■ WRITTEN TASK ■
Count how many lines below contain the word "生产车间二", then give that number alone.

Data extracted from a collection
-- Begin --

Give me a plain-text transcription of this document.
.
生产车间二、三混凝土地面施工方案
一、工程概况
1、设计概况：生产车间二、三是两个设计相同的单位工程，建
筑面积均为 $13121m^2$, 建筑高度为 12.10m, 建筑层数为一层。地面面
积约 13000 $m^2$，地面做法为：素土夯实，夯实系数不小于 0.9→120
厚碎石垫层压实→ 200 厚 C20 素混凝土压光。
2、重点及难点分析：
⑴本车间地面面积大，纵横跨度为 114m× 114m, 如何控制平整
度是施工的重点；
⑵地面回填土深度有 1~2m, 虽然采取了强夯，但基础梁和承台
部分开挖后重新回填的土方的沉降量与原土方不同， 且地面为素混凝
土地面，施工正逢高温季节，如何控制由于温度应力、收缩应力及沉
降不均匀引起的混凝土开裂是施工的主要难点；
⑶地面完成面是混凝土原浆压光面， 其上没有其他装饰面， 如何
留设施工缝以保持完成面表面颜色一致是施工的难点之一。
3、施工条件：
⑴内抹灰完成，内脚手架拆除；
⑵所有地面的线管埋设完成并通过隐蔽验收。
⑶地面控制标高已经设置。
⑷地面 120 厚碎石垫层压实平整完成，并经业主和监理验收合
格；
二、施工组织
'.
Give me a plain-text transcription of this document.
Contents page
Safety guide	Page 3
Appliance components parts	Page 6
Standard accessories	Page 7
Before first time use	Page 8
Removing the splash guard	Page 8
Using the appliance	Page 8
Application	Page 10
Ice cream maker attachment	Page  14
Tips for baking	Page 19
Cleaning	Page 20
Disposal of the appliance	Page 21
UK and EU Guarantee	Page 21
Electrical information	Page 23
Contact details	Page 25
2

-- End --

■ WRITTEN RESPONSE ■
2